[Extracted data entries]
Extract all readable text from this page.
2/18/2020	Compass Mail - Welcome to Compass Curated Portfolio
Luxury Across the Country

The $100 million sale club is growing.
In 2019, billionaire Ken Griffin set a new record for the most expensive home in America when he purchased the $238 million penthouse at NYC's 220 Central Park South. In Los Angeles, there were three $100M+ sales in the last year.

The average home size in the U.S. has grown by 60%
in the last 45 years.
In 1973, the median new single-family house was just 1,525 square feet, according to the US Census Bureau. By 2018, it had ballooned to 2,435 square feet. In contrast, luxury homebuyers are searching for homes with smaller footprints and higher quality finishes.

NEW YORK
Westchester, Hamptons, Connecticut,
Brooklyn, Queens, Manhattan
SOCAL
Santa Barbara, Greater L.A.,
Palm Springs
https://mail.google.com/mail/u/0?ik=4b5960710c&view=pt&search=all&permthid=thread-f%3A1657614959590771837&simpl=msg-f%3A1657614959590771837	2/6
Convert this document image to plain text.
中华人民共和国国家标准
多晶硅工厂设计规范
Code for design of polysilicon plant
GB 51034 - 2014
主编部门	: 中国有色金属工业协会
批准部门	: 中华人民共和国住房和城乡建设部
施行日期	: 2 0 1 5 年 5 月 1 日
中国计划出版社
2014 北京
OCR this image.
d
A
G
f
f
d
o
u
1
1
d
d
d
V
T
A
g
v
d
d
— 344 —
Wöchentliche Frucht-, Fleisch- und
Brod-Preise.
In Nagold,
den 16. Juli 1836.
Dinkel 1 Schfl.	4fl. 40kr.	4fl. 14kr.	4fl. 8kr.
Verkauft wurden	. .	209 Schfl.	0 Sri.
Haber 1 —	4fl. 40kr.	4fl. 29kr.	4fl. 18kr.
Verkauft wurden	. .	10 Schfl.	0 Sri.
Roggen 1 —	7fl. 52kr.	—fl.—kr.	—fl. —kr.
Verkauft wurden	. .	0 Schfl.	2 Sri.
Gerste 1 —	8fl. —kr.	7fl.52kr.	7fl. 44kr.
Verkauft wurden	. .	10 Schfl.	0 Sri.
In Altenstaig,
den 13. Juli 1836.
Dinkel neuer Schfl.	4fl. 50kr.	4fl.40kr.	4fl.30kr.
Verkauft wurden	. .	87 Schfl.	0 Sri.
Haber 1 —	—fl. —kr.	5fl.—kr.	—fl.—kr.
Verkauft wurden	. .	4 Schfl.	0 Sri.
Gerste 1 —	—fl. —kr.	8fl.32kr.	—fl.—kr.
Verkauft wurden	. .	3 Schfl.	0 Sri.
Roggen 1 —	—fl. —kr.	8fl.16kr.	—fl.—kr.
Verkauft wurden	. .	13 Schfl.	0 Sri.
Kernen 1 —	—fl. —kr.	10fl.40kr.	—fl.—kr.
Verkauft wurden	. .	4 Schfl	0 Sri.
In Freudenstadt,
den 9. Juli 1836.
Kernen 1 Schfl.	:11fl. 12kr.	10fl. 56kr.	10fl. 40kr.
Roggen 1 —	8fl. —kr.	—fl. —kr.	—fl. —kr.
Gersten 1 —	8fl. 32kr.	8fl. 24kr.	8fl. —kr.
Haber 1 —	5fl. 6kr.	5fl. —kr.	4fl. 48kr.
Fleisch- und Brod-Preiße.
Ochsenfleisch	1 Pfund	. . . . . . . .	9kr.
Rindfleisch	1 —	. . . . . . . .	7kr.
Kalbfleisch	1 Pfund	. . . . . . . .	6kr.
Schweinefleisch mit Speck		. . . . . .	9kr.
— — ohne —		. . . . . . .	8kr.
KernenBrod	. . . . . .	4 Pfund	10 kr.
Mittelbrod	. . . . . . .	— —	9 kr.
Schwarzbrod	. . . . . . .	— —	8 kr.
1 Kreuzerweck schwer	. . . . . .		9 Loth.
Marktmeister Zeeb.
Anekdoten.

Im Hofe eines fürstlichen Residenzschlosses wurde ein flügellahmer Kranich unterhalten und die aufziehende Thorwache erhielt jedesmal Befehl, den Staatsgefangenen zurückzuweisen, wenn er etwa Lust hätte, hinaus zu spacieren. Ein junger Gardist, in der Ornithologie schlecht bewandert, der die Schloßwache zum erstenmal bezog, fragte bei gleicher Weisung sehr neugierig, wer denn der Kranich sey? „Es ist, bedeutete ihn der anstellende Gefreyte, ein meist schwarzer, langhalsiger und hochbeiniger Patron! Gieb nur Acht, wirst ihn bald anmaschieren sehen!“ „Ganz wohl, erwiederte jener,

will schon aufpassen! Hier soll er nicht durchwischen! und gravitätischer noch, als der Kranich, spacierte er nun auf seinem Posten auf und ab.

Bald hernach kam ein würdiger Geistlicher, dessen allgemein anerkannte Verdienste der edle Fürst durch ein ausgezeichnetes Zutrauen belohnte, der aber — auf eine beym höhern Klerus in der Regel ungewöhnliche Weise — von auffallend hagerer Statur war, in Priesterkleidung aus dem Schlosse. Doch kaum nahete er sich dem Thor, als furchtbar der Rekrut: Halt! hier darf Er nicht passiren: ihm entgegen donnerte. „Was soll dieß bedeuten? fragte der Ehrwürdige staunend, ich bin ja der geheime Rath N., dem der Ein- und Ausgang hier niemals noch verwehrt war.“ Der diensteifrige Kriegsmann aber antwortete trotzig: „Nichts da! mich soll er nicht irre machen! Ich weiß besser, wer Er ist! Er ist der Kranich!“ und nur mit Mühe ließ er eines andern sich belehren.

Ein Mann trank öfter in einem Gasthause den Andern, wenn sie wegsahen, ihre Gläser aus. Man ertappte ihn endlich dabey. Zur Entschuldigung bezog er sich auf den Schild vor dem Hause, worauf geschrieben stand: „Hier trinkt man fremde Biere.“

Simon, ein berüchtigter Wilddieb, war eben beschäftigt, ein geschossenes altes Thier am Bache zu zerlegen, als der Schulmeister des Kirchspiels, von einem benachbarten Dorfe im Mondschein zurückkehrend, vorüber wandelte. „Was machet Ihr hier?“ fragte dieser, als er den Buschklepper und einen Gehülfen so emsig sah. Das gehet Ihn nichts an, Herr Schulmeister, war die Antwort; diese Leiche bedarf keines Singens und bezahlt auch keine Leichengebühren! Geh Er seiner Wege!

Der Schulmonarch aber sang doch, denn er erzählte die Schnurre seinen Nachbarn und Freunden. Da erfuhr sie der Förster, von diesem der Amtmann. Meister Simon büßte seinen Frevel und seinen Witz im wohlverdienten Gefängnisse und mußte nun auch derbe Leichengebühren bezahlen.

* EXERCISE DESCRIPTION *
Report the number of lines above that contain the word "Haber", and only that number.

* EXERCISE RESULT *
3